Extracted data entries
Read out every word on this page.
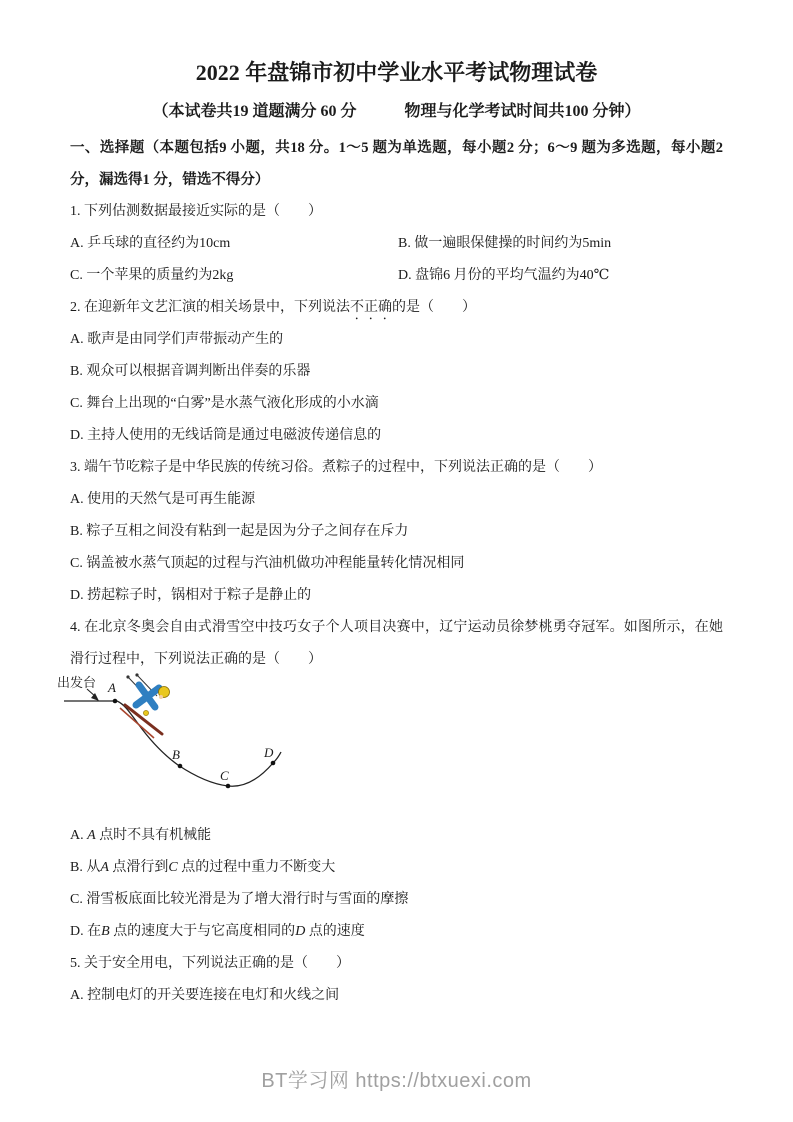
2022 年盘锦市初中学业水平考试物理试卷
（本试卷共19 道题满分 60 分　　　物理与化学考试时间共100 分钟）
一、选择题（本题包括9 小题，共18 分。1～5 题为单选题，每小题2 分；6～9 题为多选题，每小题2 分，漏选得1 分，错选不得分）

1. 下列估测数据最接近实际的是（　　）

A. 乒乓球的直径约为10cm	B. 做一遍眼保健操的时间约为5min
C. 一个苹果的质量约为2kg	D. 盘锦6 月份的平均气温约为40℃

2. 在迎新年文艺汇演的相关场景中，下列说法不正确的是（　　）

A. 歌声是由同学们声带振动产生的

B. 观众可以根据音调判断出伴奏的乐器

C. 舞台上出现的“白雾”是水蒸气液化形成的小水滴

D. 主持人使用的无线话筒是通过电磁波传递信息的

3. 端午节吃粽子是中华民族的传统习俗。煮粽子的过程中，下列说法正确的是（　　）

A. 使用的天然气是可再生能源

B. 粽子互相之间没有粘到一起是因为分子之间存在斥力

C. 锅盖被水蒸气顶起的过程与汽油机做功冲程能量转化情况相同

D. 捞起粽子时，锅相对于粽子是静止的

4. 在北京冬奥会自由式滑雪空中技巧女子个人项目决赛中，辽宁运动员徐梦桃勇夺冠军。如图所示，在她滑行过程中，下列说法正确的是（　　）

出发台 A
B
C
D

A. A 点时不具有机械能

B. 从A 点滑行到C 点的过程中重力不断变大

C. 滑雪板底面比较光滑是为了增大滑行时与雪面的摩擦

D. 在B 点的速度大于与它高度相同的D 点的速度

5. 关于安全用电，下列说法正确的是（　　）

A. 控制电灯的开关要连接在电灯和火线之间

BT学习网 https://btxuexi.com
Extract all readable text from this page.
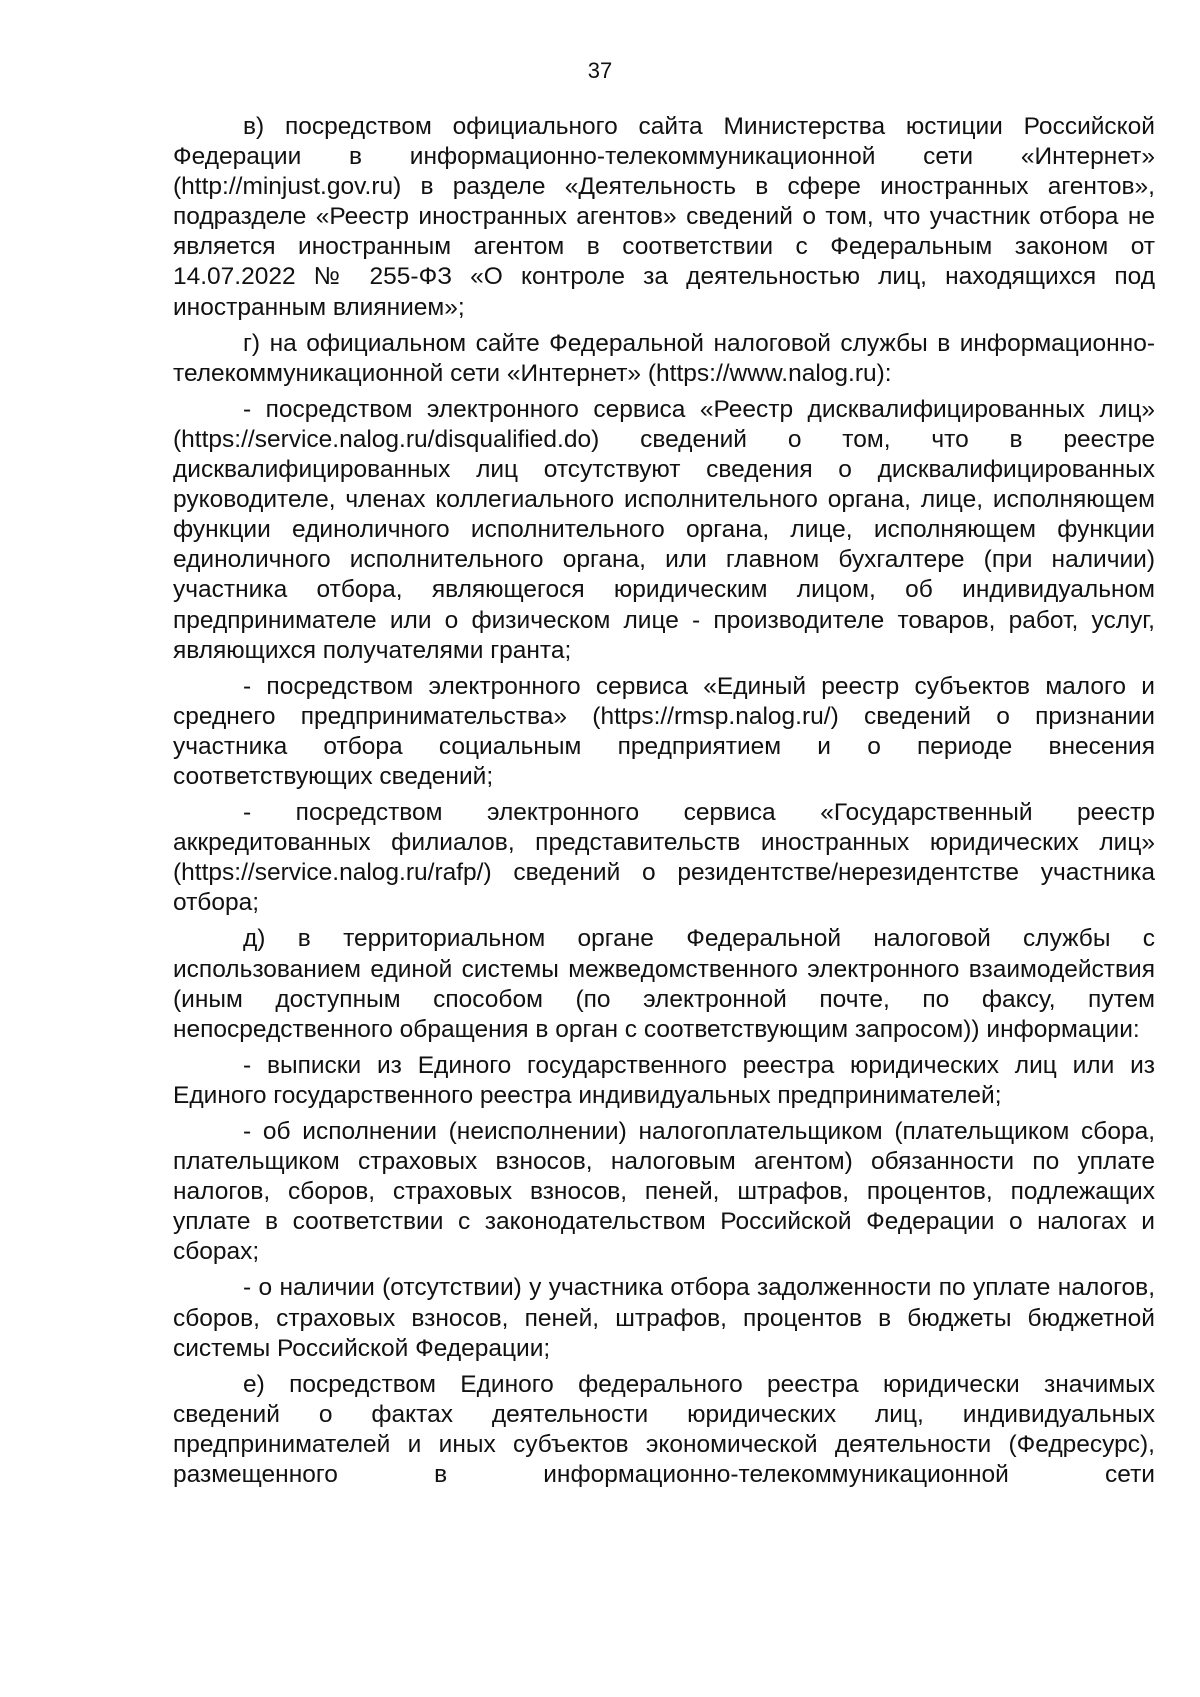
37

в) посредством официального сайта Министерства юстиции Российской Федерации в информационно-телекоммуникационной сети «Интернет» (http://minjust.gov.ru) в разделе «Деятельность в сфере иностранных агентов», подразделе «Реестр иностранных агентов» сведений о том, что участник отбора не является иностранным агентом в соответствии с Федеральным законом от 14.07.2022 № 255-ФЗ «О контроле за деятельностью лиц, находящихся под иностранным влиянием»;

г) на официальном сайте Федеральной налоговой службы в информационно-телекоммуникационной сети «Интернет» (https://www.nalog.ru):

- посредством электронного сервиса «Реестр дисквалифицированных лиц» (https://service.nalog.ru/disqualified.do) сведений о том, что в реестре дисквалифицированных лиц отсутствуют сведения о дисквалифицированных руководителе, членах коллегиального исполнительного органа, лице, исполняющем функции единоличного исполнительного органа, лице, исполняющем функции единоличного исполнительного органа, или главном бухгалтере (при наличии) участника отбора, являющегося юридическим лицом, об индивидуальном предпринимателе или о физическом лице - производителе товаров, работ, услуг, являющихся получателями гранта;

- посредством электронного сервиса «Единый реестр субъектов малого и среднего предпринимательства» (https://rmsp.nalog.ru/) сведений о признании участника отбора социальным предприятием и о периоде внесения соответствующих сведений;

- посредством электронного сервиса «Государственный реестр аккредитованных филиалов, представительств иностранных юридических лиц» (https://service.nalog.ru/rafp/) сведений о резидентстве/нерезидентстве участника отбора;

д) в территориальном органе Федеральной налоговой службы с использованием единой системы межведомственного электронного взаимодействия (иным доступным способом (по электронной почте, по факсу, путем непосредственного обращения в орган с соответствующим запросом)) информации:

- выписки из Единого государственного реестра юридических лиц или из Единого государственного реестра индивидуальных предпринимателей;

- об исполнении (неисполнении) налогоплательщиком (плательщиком сбора, плательщиком страховых взносов, налоговым агентом) обязанности по уплате налогов, сборов, страховых взносов, пеней, штрафов, процентов, подлежащих уплате в соответствии с законодательством Российской Федерации о налогах и сборах;

- о наличии (отсутствии) у участника отбора задолженности по уплате налогов, сборов, страховых взносов, пеней, штрафов, процентов в бюджеты бюджетной системы Российской Федерации;

е) посредством Единого федерального реестра юридически значимых сведений о фактах деятельности юридических лиц, индивидуальных предпринимателей и иных субъектов экономической деятельности (Федресурс), размещенного в информационно-телекоммуникационной сети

_BRIEF_:
Could you repeat all of the material exactly? Pictures should not be copied.

_EXERCISE ANSWER_:
Read out every word on this page.
2022 年盘锦市初中学业水平考试物理试卷
（本试卷共19 道题满分 60 分　　　物理与化学考试时间共100 分钟）
一、选择题（本题包括9 小题，共18 分。1～5 题为单选题，每小题2 分；6～9 题为多选题，每小题2 分，漏选得1 分，错选不得分）

1. 下列估测数据最接近实际的是（　　）

A. 乒乓球的直径约为10cm	B. 做一遍眼保健操的时间约为5min
C. 一个苹果的质量约为2kg	D. 盘锦6 月份的平均气温约为40℃

2. 在迎新年文艺汇演的相关场景中，下列说法不正确的是（　　）

A. 歌声是由同学们声带振动产生的

B. 观众可以根据音调判断出伴奏的乐器

C. 舞台上出现的“白雾”是水蒸气液化形成的小水滴

D. 主持人使用的无线话筒是通过电磁波传递信息的

3. 端午节吃粽子是中华民族的传统习俗。煮粽子的过程中，下列说法正确的是（　　）

A. 使用的天然气是可再生能源

B. 粽子互相之间没有粘到一起是因为分子之间存在斥力

C. 锅盖被水蒸气顶起的过程与汽油机做功冲程能量转化情况相同

D. 捞起粽子时，锅相对于粽子是静止的

4. 在北京冬奥会自由式滑雪空中技巧女子个人项目决赛中，辽宁运动员徐梦桃勇夺冠军。如图所示，在她滑行过程中，下列说法正确的是（　　）

出发台 A
B
C
D

A. A 点时不具有机械能

B. 从A 点滑行到C 点的过程中重力不断变大

C. 滑雪板底面比较光滑是为了增大滑行时与雪面的摩擦

D. 在B 点的速度大于与它高度相同的D 点的速度

5. 关于安全用电，下列说法正确的是（　　）

A. 控制电灯的开关要连接在电灯和火线之间

BT学习网 https://btxuexi.com
Extract all readable text from this page.
37

в) посредством официального сайта Министерства юстиции Российской Федерации в информационно-телекоммуникационной сети «Интернет» (http://minjust.gov.ru) в разделе «Деятельность в сфере иностранных агентов», подразделе «Реестр иностранных агентов» сведений о том, что участник отбора не является иностранным агентом в соответствии с Федеральным законом от 14.07.2022 № 255-ФЗ «О контроле за деятельностью лиц, находящихся под иностранным влиянием»;

г) на официальном сайте Федеральной налоговой службы в информационно-телекоммуникационной сети «Интернет» (https://www.nalog.ru):

- посредством электронного сервиса «Реестр дисквалифицированных лиц» (https://service.nalog.ru/disqualified.do) сведений о том, что в реестре дисквалифицированных лиц отсутствуют сведения о дисквалифицированных руководителе, членах коллегиального исполнительного органа, лице, исполняющем функции единоличного исполнительного органа, лице, исполняющем функции единоличного исполнительного органа, или главном бухгалтере (при наличии) участника отбора, являющегося юридическим лицом, об индивидуальном предпринимателе или о физическом лице - производителе товаров, работ, услуг, являющихся получателями гранта;

- посредством электронного сервиса «Единый реестр субъектов малого и среднего предпринимательства» (https://rmsp.nalog.ru/) сведений о признании участника отбора социальным предприятием и о периоде внесения соответствующих сведений;

- посредством электронного сервиса «Государственный реестр аккредитованных филиалов, представительств иностранных юридических лиц» (https://service.nalog.ru/rafp/) сведений о резидентстве/нерезидентстве участника отбора;

д) в территориальном органе Федеральной налоговой службы с использованием единой системы межведомственного электронного взаимодействия (иным доступным способом (по электронной почте, по факсу, путем непосредственного обращения в орган с соответствующим запросом)) информации:

- выписки из Единого государственного реестра юридических лиц или из Единого государственного реестра индивидуальных предпринимателей;

- об исполнении (неисполнении) налогоплательщиком (плательщиком сбора, плательщиком страховых взносов, налоговым агентом) обязанности по уплате налогов, сборов, страховых взносов, пеней, штрафов, процентов, подлежащих уплате в соответствии с законодательством Российской Федерации о налогах и сборах;

- о наличии (отсутствии) у участника отбора задолженности по уплате налогов, сборов, страховых взносов, пеней, штрафов, процентов в бюджеты бюджетной системы Российской Федерации;

е) посредством Единого федерального реестра юридически значимых сведений о фактах деятельности юридических лиц, индивидуальных предпринимателей и иных субъектов экономической деятельности (Федресурс), размещенного в информационно-телекоммуникационной сети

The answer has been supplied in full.